▸ Written instruction: For this exercise, copy out each line of the material below that includes "Fire".

Entries from a visual dataset
▶

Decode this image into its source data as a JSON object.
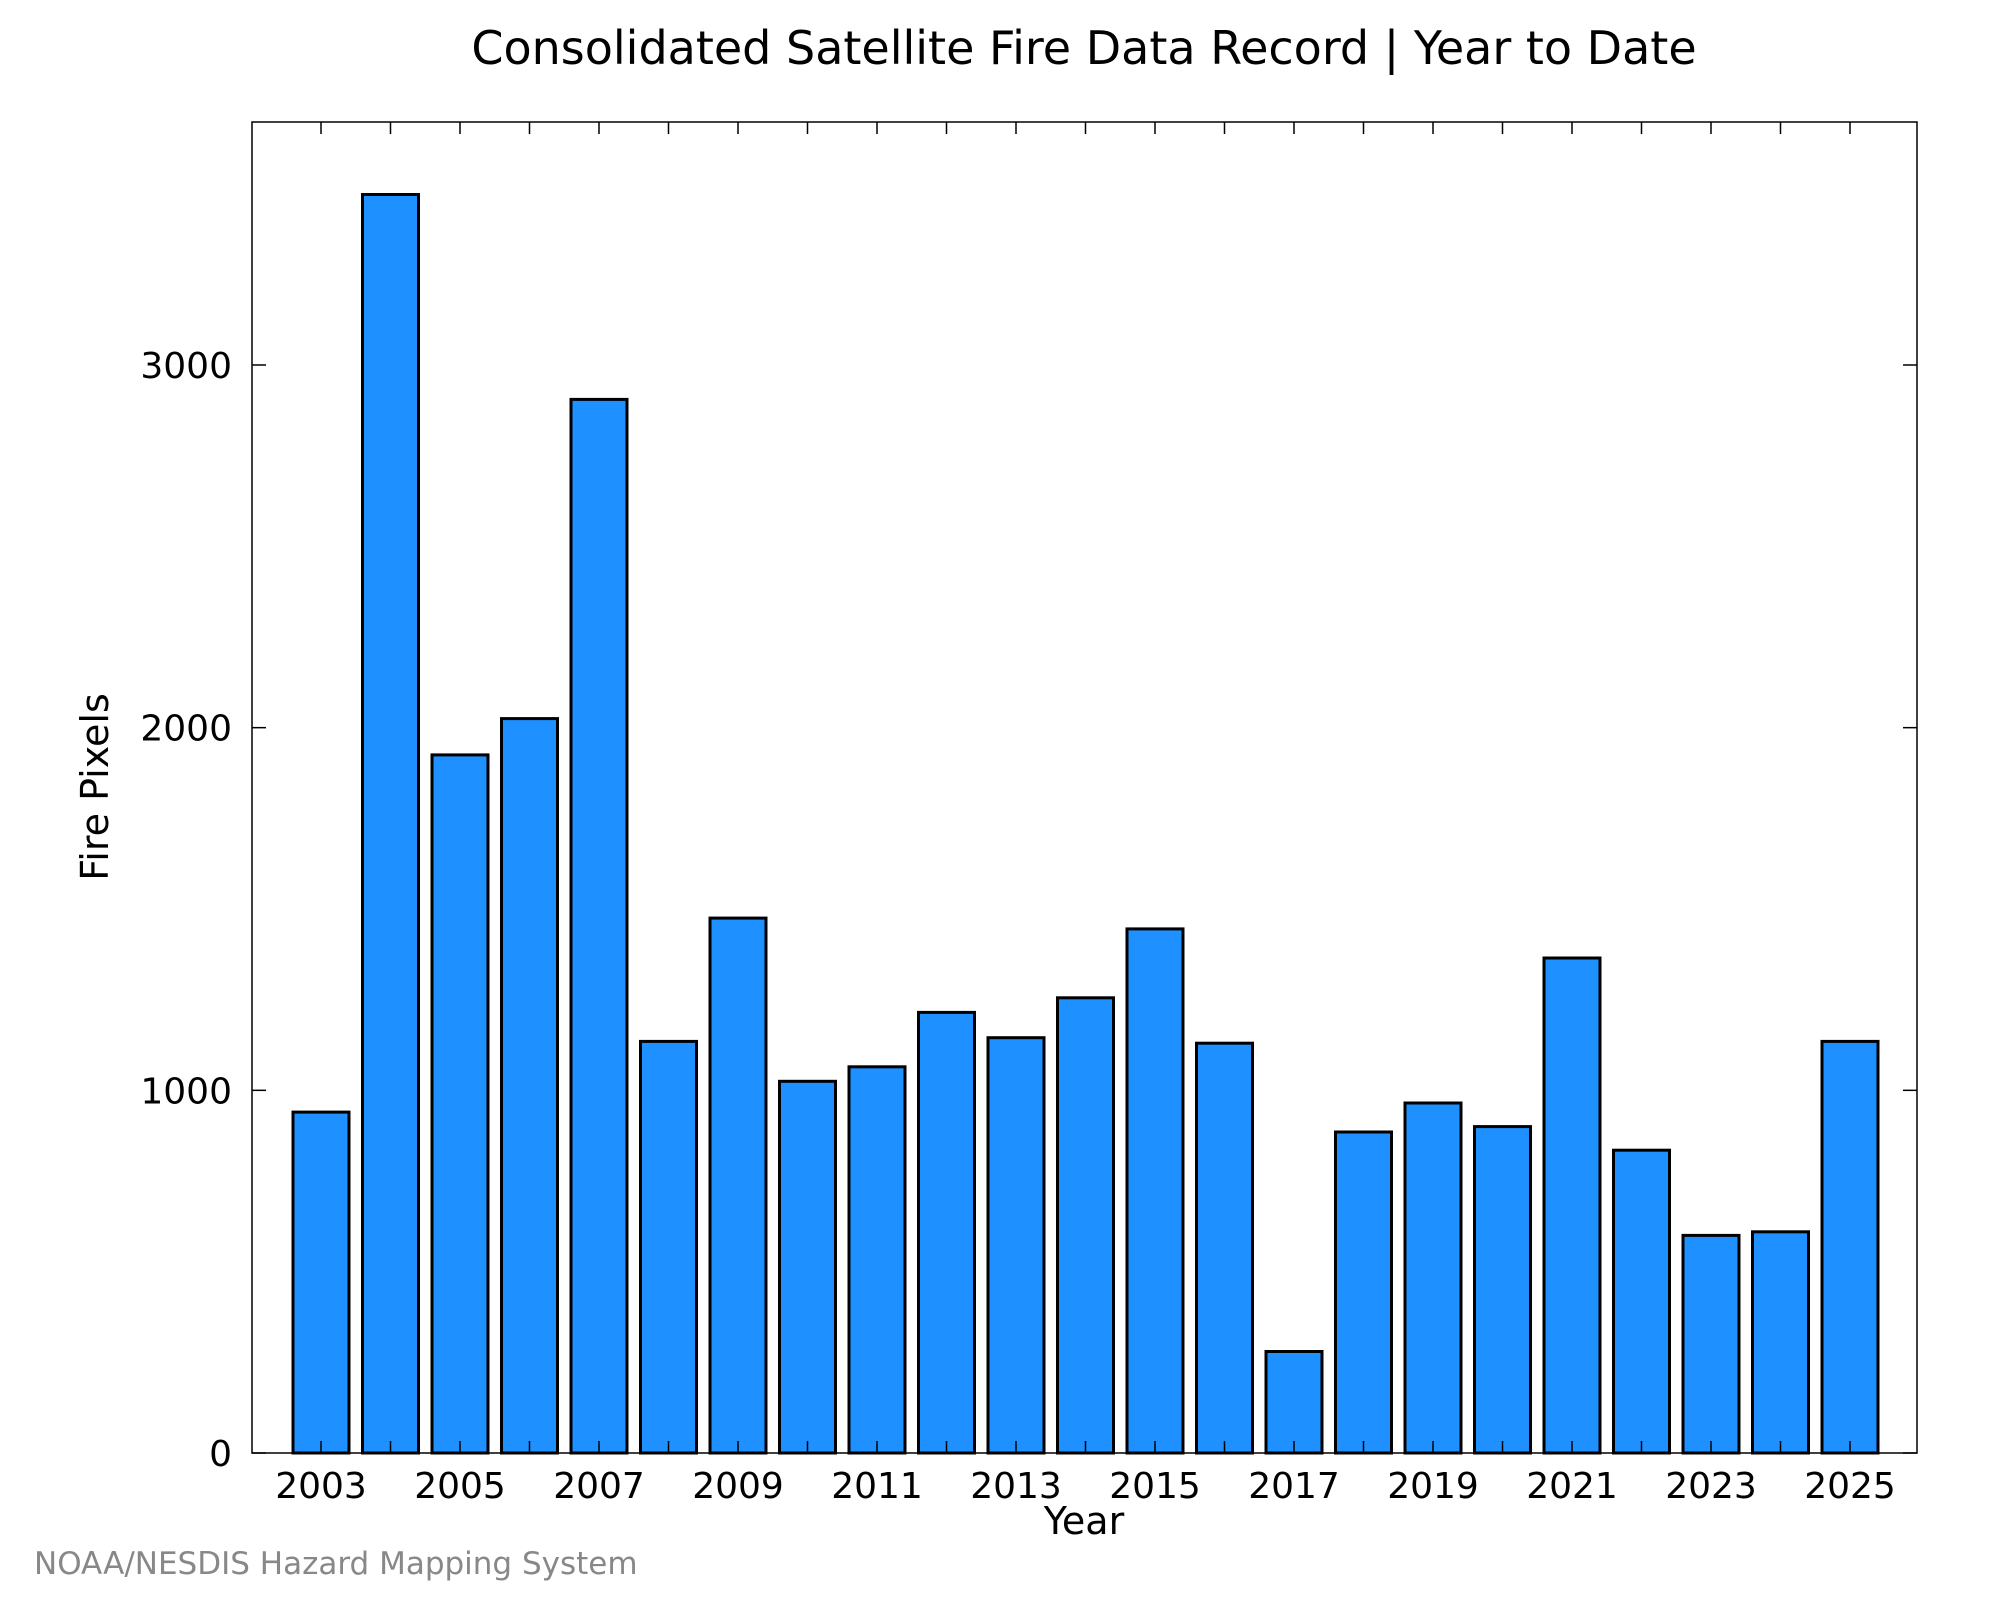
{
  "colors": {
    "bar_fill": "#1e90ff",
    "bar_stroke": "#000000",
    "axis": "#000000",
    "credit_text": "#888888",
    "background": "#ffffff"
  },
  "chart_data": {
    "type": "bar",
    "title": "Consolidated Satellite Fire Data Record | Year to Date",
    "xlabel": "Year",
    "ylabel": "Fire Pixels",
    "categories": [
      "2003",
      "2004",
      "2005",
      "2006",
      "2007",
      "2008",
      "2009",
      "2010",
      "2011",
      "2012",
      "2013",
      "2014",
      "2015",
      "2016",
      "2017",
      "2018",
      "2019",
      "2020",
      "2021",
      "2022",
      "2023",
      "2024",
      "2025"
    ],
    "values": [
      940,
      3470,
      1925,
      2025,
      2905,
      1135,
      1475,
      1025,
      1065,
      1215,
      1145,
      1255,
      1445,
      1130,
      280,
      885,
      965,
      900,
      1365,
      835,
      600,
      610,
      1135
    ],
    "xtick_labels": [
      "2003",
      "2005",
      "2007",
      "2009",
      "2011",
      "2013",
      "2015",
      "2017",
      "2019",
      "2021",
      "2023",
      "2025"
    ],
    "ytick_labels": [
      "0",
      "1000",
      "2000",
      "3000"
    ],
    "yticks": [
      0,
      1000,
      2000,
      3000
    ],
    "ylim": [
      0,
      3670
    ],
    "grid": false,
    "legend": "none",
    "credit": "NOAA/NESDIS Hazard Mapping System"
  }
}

◀

▸ Response to the exercise:
    "title": "Consolidated Satellite Fire Data Record | Year to Date",
    "ylabel": "Fire Pixels",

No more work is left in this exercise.